→ Prompt:
Retype the material below. Keep every word exactly as it is.

Begin

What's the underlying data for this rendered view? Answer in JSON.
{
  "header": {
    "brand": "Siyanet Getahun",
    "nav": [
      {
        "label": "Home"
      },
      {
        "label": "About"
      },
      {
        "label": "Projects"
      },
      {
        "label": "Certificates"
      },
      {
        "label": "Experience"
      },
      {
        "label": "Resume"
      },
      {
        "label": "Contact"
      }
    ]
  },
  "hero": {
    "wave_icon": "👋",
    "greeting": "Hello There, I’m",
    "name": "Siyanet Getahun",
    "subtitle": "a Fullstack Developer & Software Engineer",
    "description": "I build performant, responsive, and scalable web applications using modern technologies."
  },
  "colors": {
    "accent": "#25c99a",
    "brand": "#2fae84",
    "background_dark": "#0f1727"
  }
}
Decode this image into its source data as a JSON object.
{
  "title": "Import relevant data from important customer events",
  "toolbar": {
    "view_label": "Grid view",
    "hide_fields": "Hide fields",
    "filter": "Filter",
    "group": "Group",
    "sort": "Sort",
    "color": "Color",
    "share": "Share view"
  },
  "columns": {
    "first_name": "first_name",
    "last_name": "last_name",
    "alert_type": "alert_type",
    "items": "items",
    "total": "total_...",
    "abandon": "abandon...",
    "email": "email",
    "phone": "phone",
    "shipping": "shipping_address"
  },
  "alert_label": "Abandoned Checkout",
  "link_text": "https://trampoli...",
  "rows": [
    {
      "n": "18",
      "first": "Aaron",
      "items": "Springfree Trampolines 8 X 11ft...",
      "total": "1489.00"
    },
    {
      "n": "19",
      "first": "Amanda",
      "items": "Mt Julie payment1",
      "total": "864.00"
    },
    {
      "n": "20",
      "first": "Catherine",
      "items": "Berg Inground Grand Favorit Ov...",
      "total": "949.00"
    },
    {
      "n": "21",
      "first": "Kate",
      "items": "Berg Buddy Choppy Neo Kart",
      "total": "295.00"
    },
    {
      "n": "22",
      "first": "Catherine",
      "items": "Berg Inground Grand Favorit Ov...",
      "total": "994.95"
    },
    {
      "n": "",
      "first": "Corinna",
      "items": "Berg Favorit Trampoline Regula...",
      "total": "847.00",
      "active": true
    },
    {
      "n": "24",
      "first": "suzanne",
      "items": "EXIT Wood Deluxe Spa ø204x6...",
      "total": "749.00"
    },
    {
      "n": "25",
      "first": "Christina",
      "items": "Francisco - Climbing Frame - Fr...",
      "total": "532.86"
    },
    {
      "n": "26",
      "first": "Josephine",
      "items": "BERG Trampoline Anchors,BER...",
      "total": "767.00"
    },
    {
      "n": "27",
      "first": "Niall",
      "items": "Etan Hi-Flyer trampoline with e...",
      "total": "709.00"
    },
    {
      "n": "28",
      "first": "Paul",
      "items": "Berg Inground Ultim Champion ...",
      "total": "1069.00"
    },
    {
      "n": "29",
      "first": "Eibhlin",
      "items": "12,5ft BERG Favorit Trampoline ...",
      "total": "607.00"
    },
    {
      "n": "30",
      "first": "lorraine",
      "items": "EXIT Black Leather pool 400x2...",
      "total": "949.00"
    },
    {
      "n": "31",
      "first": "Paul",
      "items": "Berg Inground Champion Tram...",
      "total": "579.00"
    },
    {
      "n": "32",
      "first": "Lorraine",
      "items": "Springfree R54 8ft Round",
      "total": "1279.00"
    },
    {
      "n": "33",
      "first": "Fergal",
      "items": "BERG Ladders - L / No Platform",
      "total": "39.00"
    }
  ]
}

End

→ Output below:
What's the underlying data for this rendered view? Answer in JSON.
{
  "header": {
    "brand": "Siyanet Getahun",
    "nav": [
      {
        "label": "Home"
      },
      {
        "label": "About"
      },
      {
        "label": "Projects"
      },
      {
        "label": "Certificates"
      },
      {
        "label": "Experience"
      },
      {
        "label": "Resume"
      },
      {
        "label": "Contact"
      }
    ]
  },
  "hero": {
    "wave_icon": "👋",
    "greeting": "Hello There, I’m",
    "name": "Siyanet Getahun",
    "subtitle": "a Fullstack Developer & Software Engineer",
    "description": "I build performant, responsive, and scalable web applications using modern technologies."
  },
  "colors": {
    "accent": "#25c99a",
    "brand": "#2fae84",
    "background_dark": "#0f1727"
  }
}
Decode this image into its source data as a JSON object.
{
  "title": "Import relevant data from important customer events",
  "toolbar": {
    "view_label": "Grid view",
    "hide_fields": "Hide fields",
    "filter": "Filter",
    "group": "Group",
    "sort": "Sort",
    "color": "Color",
    "share": "Share view"
  },
  "columns": {
    "first_name": "first_name",
    "last_name": "last_name",
    "alert_type": "alert_type",
    "items": "items",
    "total": "total_...",
    "abandon": "abandon...",
    "email": "email",
    "phone": "phone",
    "shipping": "shipping_address"
  },
  "alert_label": "Abandoned Checkout",
  "link_text": "https://trampoli...",
  "rows": [
    {
      "n": "18",
      "first": "Aaron",
      "items": "Springfree Trampolines 8 X 11ft...",
      "total": "1489.00"
    },
    {
      "n": "19",
      "first": "Amanda",
      "items": "Mt Julie payment1",
      "total": "864.00"
    },
    {
      "n": "20",
      "first": "Catherine",
      "items": "Berg Inground Grand Favorit Ov...",
      "total": "949.00"
    },
    {
      "n": "21",
      "first": "Kate",
      "items": "Berg Buddy Choppy Neo Kart",
      "total": "295.00"
    },
    {
      "n": "22",
      "first": "Catherine",
      "items": "Berg Inground Grand Favorit Ov...",
      "total": "994.95"
    },
    {
      "n": "",
      "first": "Corinna",
      "items": "Berg Favorit Trampoline Regula...",
      "total": "847.00",
      "active": true
    },
    {
      "n": "24",
      "first": "suzanne",
      "items": "EXIT Wood Deluxe Spa ø204x6...",
      "total": "749.00"
    },
    {
      "n": "25",
      "first": "Christina",
      "items": "Francisco - Climbing Frame - Fr...",
      "total": "532.86"
    },
    {
      "n": "26",
      "first": "Josephine",
      "items": "BERG Trampoline Anchors,BER...",
      "total": "767.00"
    },
    {
      "n": "27",
      "first": "Niall",
      "items": "Etan Hi-Flyer trampoline with e...",
      "total": "709.00"
    },
    {
      "n": "28",
      "first": "Paul",
      "items": "Berg Inground Ultim Champion ...",
      "total": "1069.00"
    },
    {
      "n": "29",
      "first": "Eibhlin",
      "items": "12,5ft BERG Favorit Trampoline ...",
      "total": "607.00"
    },
    {
      "n": "30",
      "first": "lorraine",
      "items": "EXIT Black Leather pool 400x2...",
      "total": "949.00"
    },
    {
      "n": "31",
      "first": "Paul",
      "items": "Berg Inground Champion Tram...",
      "total": "579.00"
    },
    {
      "n": "32",
      "first": "Lorraine",
      "items": "Springfree R54 8ft Round",
      "total": "1279.00"
    },
    {
      "n": "33",
      "first": "Fergal",
      "items": "BERG Ladders - L / No Platform",
      "total": "39.00"
    }
  ]
}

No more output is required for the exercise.